**WHAT TO DO**
Please copy the rows from the start up to and including the line with "grommet-hole (11, 149, 16, 153)", substituting "column-label" for every "file-label" and leaving everything else unchanged.

(Stored data entries)
────────
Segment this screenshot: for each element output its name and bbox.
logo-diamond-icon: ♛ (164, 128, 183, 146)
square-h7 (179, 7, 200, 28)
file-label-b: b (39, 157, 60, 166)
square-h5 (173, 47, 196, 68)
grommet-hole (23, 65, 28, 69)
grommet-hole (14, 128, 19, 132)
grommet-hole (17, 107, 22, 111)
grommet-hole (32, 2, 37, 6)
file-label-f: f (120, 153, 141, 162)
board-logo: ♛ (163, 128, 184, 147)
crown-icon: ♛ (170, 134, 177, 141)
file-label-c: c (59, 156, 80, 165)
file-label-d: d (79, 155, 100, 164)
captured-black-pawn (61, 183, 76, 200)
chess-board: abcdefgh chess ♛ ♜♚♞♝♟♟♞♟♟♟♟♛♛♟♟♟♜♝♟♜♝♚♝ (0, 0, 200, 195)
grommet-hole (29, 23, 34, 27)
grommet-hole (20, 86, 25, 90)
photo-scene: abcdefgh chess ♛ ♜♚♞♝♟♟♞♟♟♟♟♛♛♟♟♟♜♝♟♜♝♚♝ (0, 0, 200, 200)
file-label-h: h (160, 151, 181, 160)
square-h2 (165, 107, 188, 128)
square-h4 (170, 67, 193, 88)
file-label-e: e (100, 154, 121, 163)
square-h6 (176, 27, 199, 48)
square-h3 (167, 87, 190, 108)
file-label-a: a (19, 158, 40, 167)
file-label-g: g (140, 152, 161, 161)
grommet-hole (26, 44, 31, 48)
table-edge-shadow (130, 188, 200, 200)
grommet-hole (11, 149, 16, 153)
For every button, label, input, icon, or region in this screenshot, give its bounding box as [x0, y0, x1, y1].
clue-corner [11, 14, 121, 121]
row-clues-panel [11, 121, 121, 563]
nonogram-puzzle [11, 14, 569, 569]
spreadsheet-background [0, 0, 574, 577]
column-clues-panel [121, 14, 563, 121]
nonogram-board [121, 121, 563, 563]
────────
**FULL ANSWER**
Segment this screenshot: for each element output its name and bbox.
logo-diamond-icon: ♛ (164, 128, 183, 146)
square-h7 (179, 7, 200, 28)
column-label-b: b (39, 157, 60, 166)
square-h5 (173, 47, 196, 68)
grommet-hole (23, 65, 28, 69)
grommet-hole (14, 128, 19, 132)
grommet-hole (17, 107, 22, 111)
grommet-hole (32, 2, 37, 6)
column-label-f: f (120, 153, 141, 162)
board-logo: ♛ (163, 128, 184, 147)
crown-icon: ♛ (170, 134, 177, 141)
column-label-c: c (59, 156, 80, 165)
column-label-d: d (79, 155, 100, 164)
captured-black-pawn (61, 183, 76, 200)
chess-board: abcdefgh chess ♛ ♜♚♞♝♟♟♞♟♟♟♟♛♛♟♟♟♜♝♟♜♝♚♝ (0, 0, 200, 195)
grommet-hole (29, 23, 34, 27)
grommet-hole (20, 86, 25, 90)
photo-scene: abcdefgh chess ♛ ♜♚♞♝♟♟♞♟♟♟♟♛♛♟♟♟♜♝♟♜♝♚♝ (0, 0, 200, 200)
column-label-h: h (160, 151, 181, 160)
square-h2 (165, 107, 188, 128)
square-h4 (170, 67, 193, 88)
column-label-e: e (100, 154, 121, 163)
square-h6 (176, 27, 199, 48)
square-h3 (167, 87, 190, 108)
column-label-a: a (19, 158, 40, 167)
column-label-g: g (140, 152, 161, 161)
grommet-hole (26, 44, 31, 48)
table-edge-shadow (130, 188, 200, 200)
grommet-hole (11, 149, 16, 153)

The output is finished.